• [PROBLEM DESCRIPTION]:
Skip the pictures and extract all of the lines exactly as written.

• [ENTRIES PROVIDED]:

--

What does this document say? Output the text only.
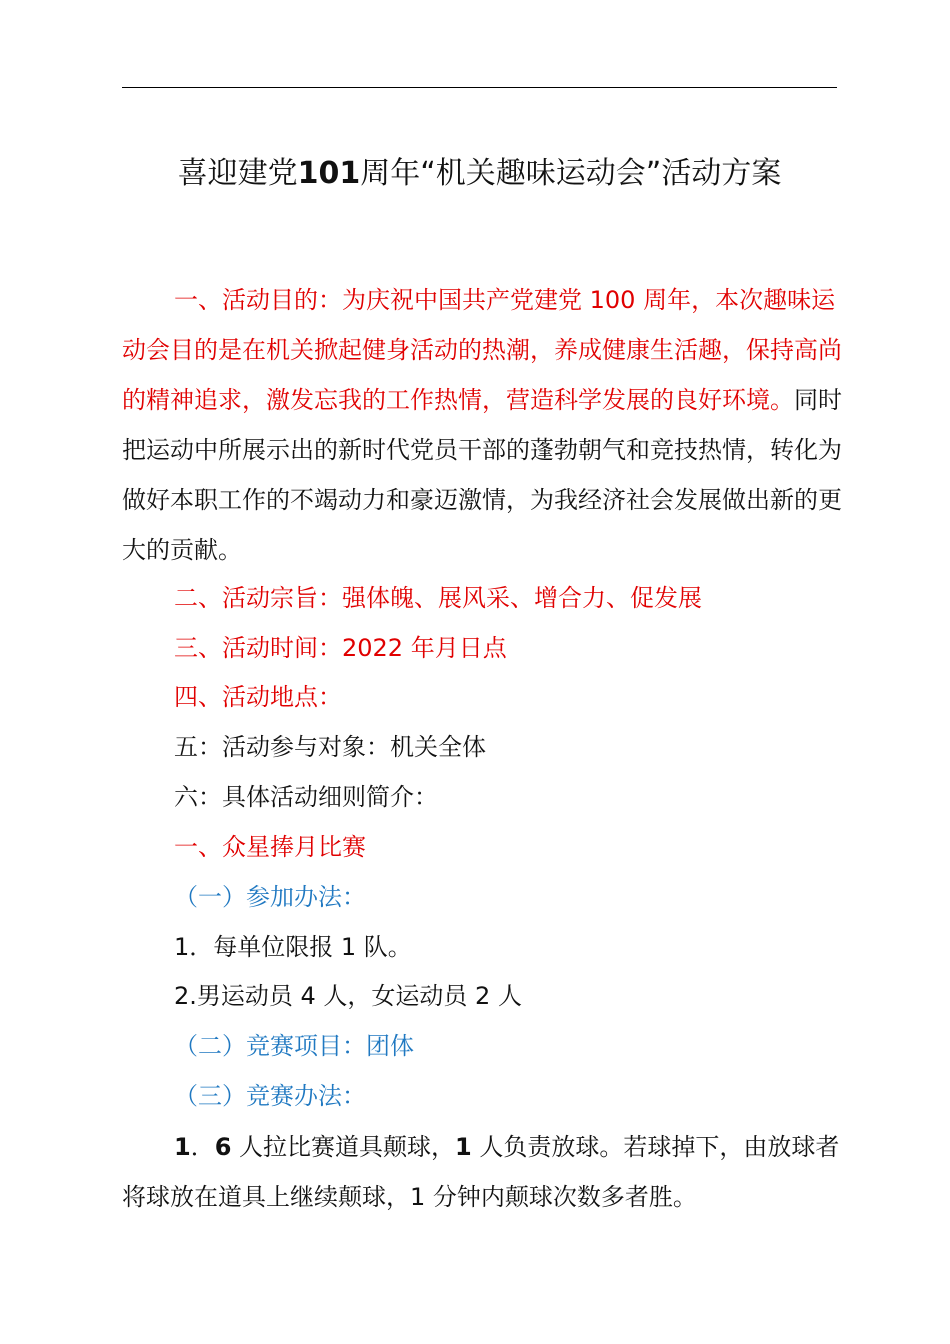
喜迎建党101周年“机关趣味运动会”活动方案

一、活动目的：为庆祝中国共产党建党 100 周年，本次趣味运动会目的是在机关掀起健身活动的热潮，养成健康生活趣，保持高尚的精神追求，激发忘我的工作热情，营造科学发展的良好环境。同时把运动中所展示出的新时代党员干部的蓬勃朝气和竞技热情，转化为做好本职工作的不竭动力和豪迈激情，为我经济社会发展做出新的更大的贡献。

二、活动宗旨：强体魄、展风采、增合力、促发展

三、活动时间：2022 年月日点

四、活动地点：

五：活动参与对象：机关全体

六：具体活动细则简介：

一、众星捧月比赛

（一）参加办法：

1．每单位限报 1 队。

2.男运动员 4 人，女运动员 2 人

（二）竞赛项目：团体

（三）竞赛办法：

1．6 人拉比赛道具颠球，1 人负责放球。若球掉下，由放球者将球放在道具上继续颠球，1 分钟内颠球次数多者胜。
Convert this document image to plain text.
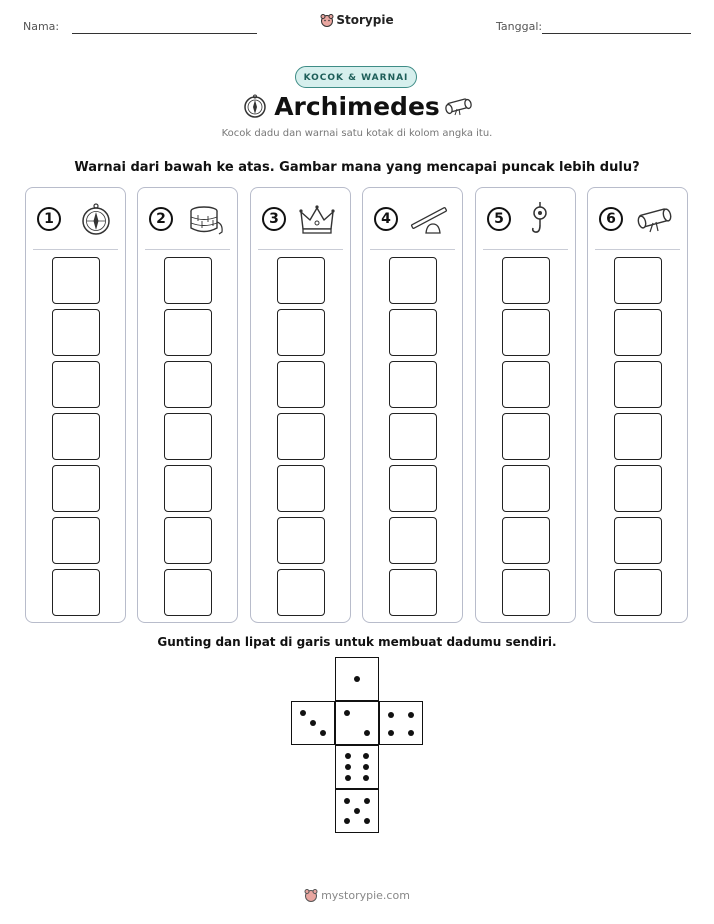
Nama:	Storypie	Tanggal:
KOCOK & WARNAI
Archimedes
Kocok dadu dan warnai satu kotak di kolom angka itu.
Warnai dari bawah ke atas. Gambar mana yang mencapai puncak lebih dulu?
1	2	3	4	5	6
Gunting dan lipat di garis untuk membuat dadumu sendiri.
mystorypie.com
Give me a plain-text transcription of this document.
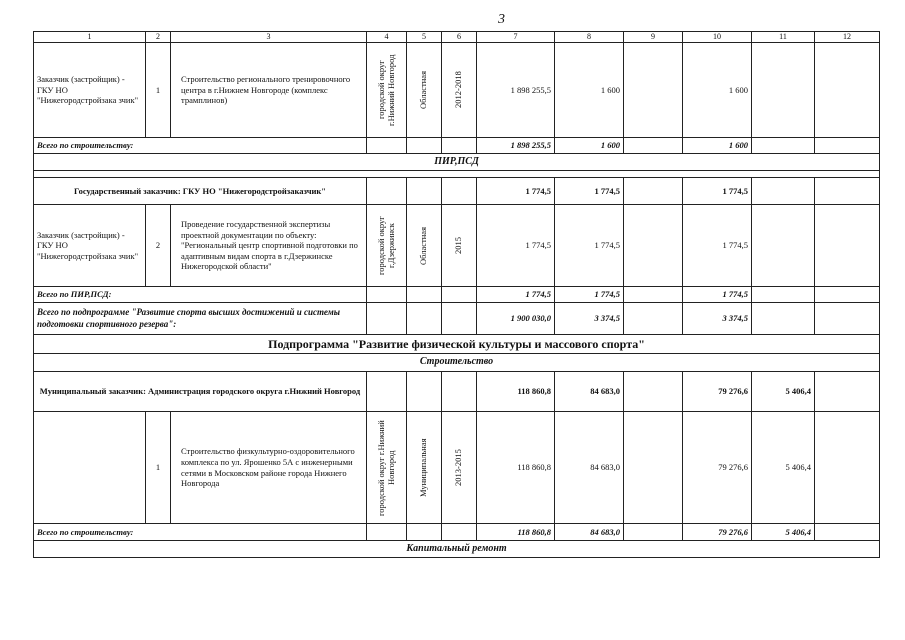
3
1	2	3	4	5	6	7	8	9	10	11	12
Заказчик (застройщик) - ГКУ НО "Нижегородстройзака зчик"	1	Строительство регионального тренировочного центра в г.Нижнем Новгороде (комплекс трамплинов)	городской округ г.Нижний Новгород	Областная	2012-2018	1 898 255,5	1 600		1 600		
Всего по строительству:						1 898 255,5	1 600		1 600		
ПИР,ПСД											

Государственный заказчик: ГКУ НО "Нижегородстройзаказчик"						1 774,5	1 774,5		1 774,5		
Заказчик (застройщик) - ГКУ НО "Нижегородстройзака зчик"	2	Проведение государственной экспертизы проектной документации по объекту: "Региональный центр спортивной подготовки по адаптивным видам спорта в г.Дзержинске Нижегородской области"	городской округ г.Дзержинск	Областная	2015	1 774,5	1 774,5		1 774,5		
Всего по ПИР,ПСД:						1 774,5	1 774,5		1 774,5		
Всего по подпрограмме "Развитие спорта высших достижений и системы подготовки спортивного резерва":						1 900 030,0	3 374,5		3 374,5		
Подпрограмма "Развитие физической культуры и массового спорта"											
Строительство											
Муниципальный заказчик: Администрация городского округа г.Нижний Новгород						118 860,8	84 683,0		79 276,6	5 406,4	
	1	Строительство физкультурно-оздоровительного комплекса по ул. Ярошенко 5А с инженерными сетями в Московском районе города Нижнего Новгорода	городской округ г.Нижний Новгород	Муниципальная	2013-2015	118 860,8	84 683,0		79 276,6	5 406,4	
Всего по строительству:						118 860,8	84 683,0		79 276,6	5 406,4	
Капитальный ремонт											
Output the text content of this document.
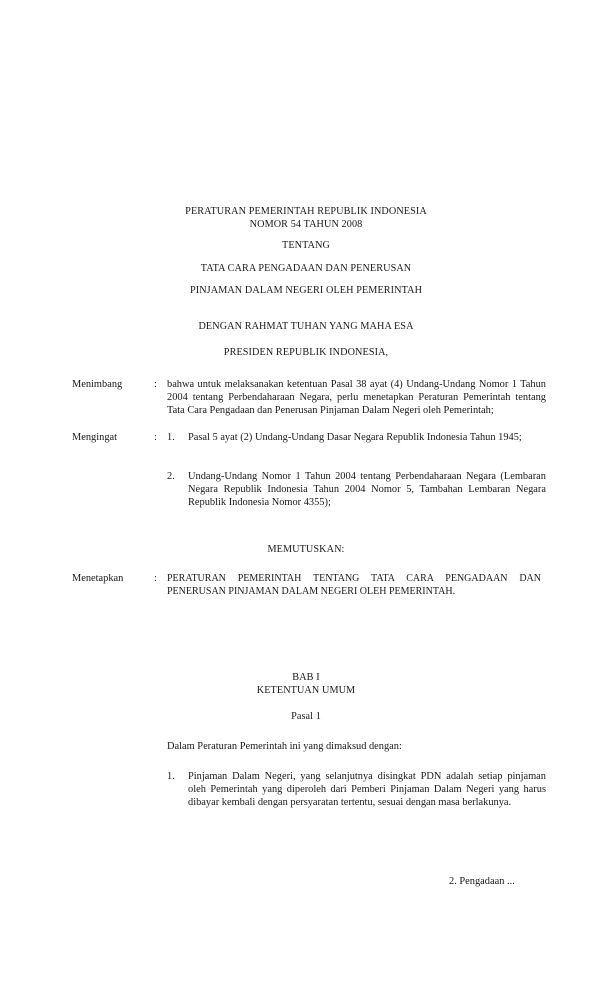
PERATURAN PEMERINTAH REPUBLIK INDONESIA
NOMOR 54 TAHUN 2008
TENTANG
TATA CARA PENGADAAN DAN PENERUSAN
PINJAMAN DALAM NEGERI OLEH PEMERINTAH
DENGAN RAHMAT TUHAN YANG MAHA ESA
PRESIDEN REPUBLIK INDONESIA,
Menimbang	: bahwa untuk melaksanakan ketentuan Pasal 38 ayat (4) Undang-Undang Nomor 1 Tahun 2004 tentang Perbendaharaan Negara, perlu menetapkan Peraturan Pemerintah tentang Tata Cara Pengadaan dan Penerusan Pinjaman Dalam Negeri oleh Pemerintah;
Mengingat	: 1. Pasal 5 ayat (2) Undang-Undang Dasar Negara Republik Indonesia Tahun 1945;
2. Undang-Undang Nomor 1 Tahun 2004 tentang Perbendaharaan Negara (Lembaran Negara Republik Indonesia Tahun 2004 Nomor 5, Tambahan Lembaran Negara Republik Indonesia Nomor 4355);
MEMUTUSKAN:
Menetapkan	: PERATURAN PEMERINTAH TENTANG TATA CARA PENGADAAN DAN PENERUSAN PINJAMAN DALAM NEGERI OLEH PEMERINTAH.
BAB I
KETENTUAN UMUM
Pasal 1
Dalam Peraturan Pemerintah ini yang dimaksud dengan:
1. Pinjaman Dalam Negeri, yang selanjutnya disingkat PDN adalah setiap pinjaman oleh Pemerintah yang diperoleh dari Pemberi Pinjaman Dalam Negeri yang harus dibayar kembali dengan persyaratan tertentu, sesuai dengan masa berlakunya.
2. Pengadaan ...
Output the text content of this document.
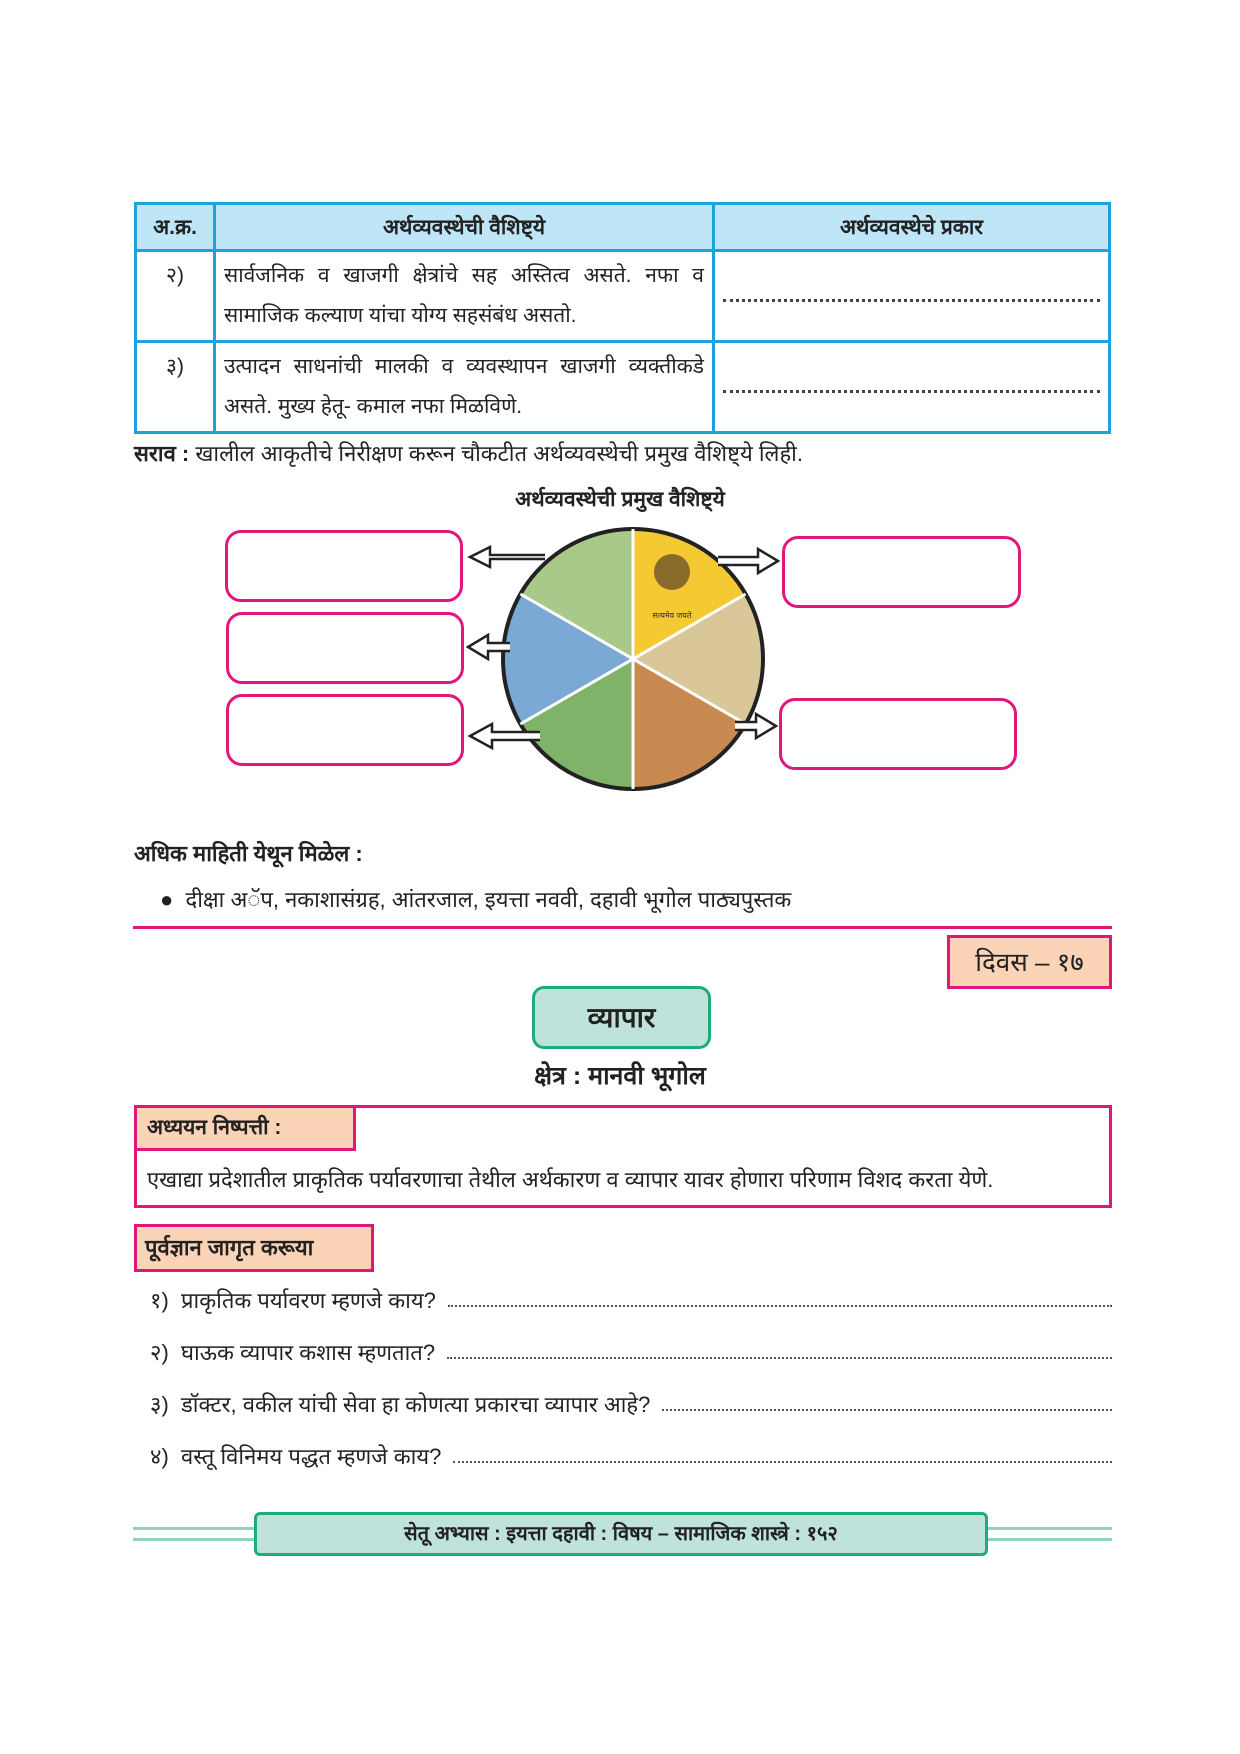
अ.क्र.	अर्थव्यवस्थेची वैशिष्ट्ये	अर्थव्यवस्थेचे प्रकार
२)	सार्वजनिक व खाजगी क्षेत्रांचे सह अस्तित्व असते. नफा व सामाजिक कल्याण यांचा योग्य सहसंबंध असतो.	

३)	उत्पादन साधनांची मालकी व व्यवस्थापन खाजगी व्यक्तीकडे असते. मुख्य हेतू- कमाल नफा मिळविणे.	
सराव : खालील आकृतीचे निरीक्षण करून चौकटीत अर्थव्यवस्थेची प्रमुख वैशिष्ट्ये लिही.
अर्थव्यवस्थेची प्रमुख वैशिष्ट्ये
सत्यमेव जयते
अधिक माहिती येथून मिळेल :
●  दीक्षा अॅप, नकाशासंग्रह, आंतरजाल, इयत्ता नववी, दहावी भूगोल पाठ्यपुस्तक
दिवस – १७
व्यापार
क्षेत्र : मानवी भूगोल
अध्ययन निष्पत्ती :
एखाद्या प्रदेशातील प्राकृतिक पर्यावरणाचा तेथील अर्थकारण व व्यापार यावर होणारा परिणाम विशद करता येणे.
पूर्वज्ञान जागृत करूया
१)
प्राकृतिक पर्यावरण म्हणजे काय?
२)
घाऊक व्यापार कशास म्हणतात?
३)
डॉक्टर, वकील यांची सेवा हा कोणत्या प्रकारचा व्यापार आहे?
४)
वस्तू विनिमय पद्धत म्हणजे काय?
सेतू अभ्यास : इयत्ता दहावी : विषय – सामाजिक शास्त्रे : १५२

--

• [ANSWER]:
What does this document say? Output the text only.
喜迎建党101周年“机关趣味运动会”活动方案

一、活动目的：为庆祝中国共产党建党 100 周年，本次趣味运动会目的是在机关掀起健身活动的热潮，养成健康生活趣，保持高尚的精神追求，激发忘我的工作热情，营造科学发展的良好环境。同时把运动中所展示出的新时代党员干部的蓬勃朝气和竞技热情，转化为做好本职工作的不竭动力和豪迈激情，为我经济社会发展做出新的更大的贡献。

二、活动宗旨：强体魄、展风采、增合力、促发展

三、活动时间：2022 年月日点

四、活动地点：

五：活动参与对象：机关全体

六：具体活动细则简介：

一、众星捧月比赛

（一）参加办法：

1．每单位限报 1 队。

2.男运动员 4 人，女运动员 2 人

（二）竞赛项目：团体

（三）竞赛办法：

1．6 人拉比赛道具颠球，1 人负责放球。若球掉下，由放球者将球放在道具上继续颠球，1 分钟内颠球次数多者胜。
Convert this document image to plain text.
Nama:	Storypie	Tanggal:
KOCOK & WARNAI
Archimedes
Kocok dadu dan warnai satu kotak di kolom angka itu.
Warnai dari bawah ke atas. Gambar mana yang mencapai puncak lebih dulu?
1	2	3	4	5	6
Gunting dan lipat di garis untuk membuat dadumu sendiri.
mystorypie.com
Give me a plain-text transcription of this document.
3
1	2	3	4	5	6	7	8	9	10	11	12
Заказчик (застройщик) - ГКУ НО "Нижегородстройзака зчик"	1	Строительство регионального тренировочного центра в г.Нижнем Новгороде (комплекс трамплинов)	городской округ г.Нижний Новгород	Областная	2012-2018	1 898 255,5	1 600		1 600		
Всего по строительству:						1 898 255,5	1 600		1 600		
ПИР,ПСД											

Государственный заказчик: ГКУ НО "Нижегородстройзаказчик"						1 774,5	1 774,5		1 774,5		
Заказчик (застройщик) - ГКУ НО "Нижегородстройзака зчик"	2	Проведение государственной экспертизы проектной документации по объекту: "Региональный центр спортивной подготовки по адаптивным видам спорта в г.Дзержинске Нижегородской области"	городской округ г.Дзержинск	Областная	2015	1 774,5	1 774,5		1 774,5		
Всего по ПИР,ПСД:						1 774,5	1 774,5		1 774,5		
Всего по подпрограмме "Развитие спорта высших достижений и системы подготовки спортивного резерва":						1 900 030,0	3 374,5		3 374,5		
Подпрограмма "Развитие физической культуры и массового спорта"											
Строительство											
Муниципальный заказчик: Администрация городского округа г.Нижний Новгород						118 860,8	84 683,0		79 276,6	5 406,4	
	1	Строительство физкультурно-оздоровительного комплекса по ул. Ярошенко 5А с инженерными сетями в Московском районе города Нижнего Новгорода	городской округ г.Нижний Новгород	Муниципальная	2013-2015	118 860,8	84 683,0		79 276,6	5 406,4	
Всего по строительству:						118 860,8	84 683,0		79 276,6	5 406,4	
Капитальный ремонт											
Output the text content of this document.
PERATURAN PEMERINTAH REPUBLIK INDONESIA
NOMOR 54 TAHUN 2008
TENTANG
TATA CARA PENGADAAN DAN PENERUSAN
PINJAMAN DALAM NEGERI OLEH PEMERINTAH
DENGAN RAHMAT TUHAN YANG MAHA ESA
PRESIDEN REPUBLIK INDONESIA,
Menimbang	: bahwa untuk melaksanakan ketentuan Pasal 38 ayat (4) Undang-Undang Nomor 1 Tahun 2004 tentang Perbendaharaan Negara, perlu menetapkan Peraturan Pemerintah tentang Tata Cara Pengadaan dan Penerusan Pinjaman Dalam Negeri oleh Pemerintah;
Mengingat	: 1. Pasal 5 ayat (2) Undang-Undang Dasar Negara Republik Indonesia Tahun 1945;
2. Undang-Undang Nomor 1 Tahun 2004 tentang Perbendaharaan Negara (Lembaran Negara Republik Indonesia Tahun 2004 Nomor 5, Tambahan Lembaran Negara Republik Indonesia Nomor 4355);
MEMUTUSKAN:
Menetapkan	: PERATURAN PEMERINTAH TENTANG TATA CARA PENGADAAN DAN PENERUSAN PINJAMAN DALAM NEGERI OLEH PEMERINTAH.
BAB I
KETENTUAN UMUM
Pasal 1
Dalam Peraturan Pemerintah ini yang dimaksud dengan:
1. Pinjaman Dalam Negeri, yang selanjutnya disingkat PDN adalah setiap pinjaman oleh Pemerintah yang diperoleh dari Pemberi Pinjaman Dalam Negeri yang harus dibayar kembali dengan persyaratan tertentu, sesuai dengan masa berlakunya.
2. Pengadaan ...
Output the text content of this document.
अ.क्र.	अर्थव्यवस्थेची वैशिष्ट्ये	अर्थव्यवस्थेचे प्रकार
२)	सार्वजनिक व खाजगी क्षेत्रांचे सह अस्तित्व असते. नफा व सामाजिक कल्याण यांचा योग्य सहसंबंध असतो.	

३)	उत्पादन साधनांची मालकी व व्यवस्थापन खाजगी व्यक्तीकडे असते. मुख्य हेतू- कमाल नफा मिळविणे.	
सराव : खालील आकृतीचे निरीक्षण करून चौकटीत अर्थव्यवस्थेची प्रमुख वैशिष्ट्ये लिही.
अर्थव्यवस्थेची प्रमुख वैशिष्ट्ये
सत्यमेव जयते
अधिक माहिती येथून मिळेल :
●  दीक्षा अॅप, नकाशासंग्रह, आंतरजाल, इयत्ता नववी, दहावी भूगोल पाठ्यपुस्तक
दिवस – १७
व्यापार
क्षेत्र : मानवी भूगोल
अध्ययन निष्पत्ती :
एखाद्या प्रदेशातील प्राकृतिक पर्यावरणाचा तेथील अर्थकारण व व्यापार यावर होणारा परिणाम विशद करता येणे.
पूर्वज्ञान जागृत करूया
१)
प्राकृतिक पर्यावरण म्हणजे काय?
२)
घाऊक व्यापार कशास म्हणतात?
३)
डॉक्टर, वकील यांची सेवा हा कोणत्या प्रकारचा व्यापार आहे?
४)
वस्तू विनिमय पद्धत म्हणजे काय?
सेतू अभ्यास : इयत्ता दहावी : विषय – सामाजिक शास्त्रे : १५२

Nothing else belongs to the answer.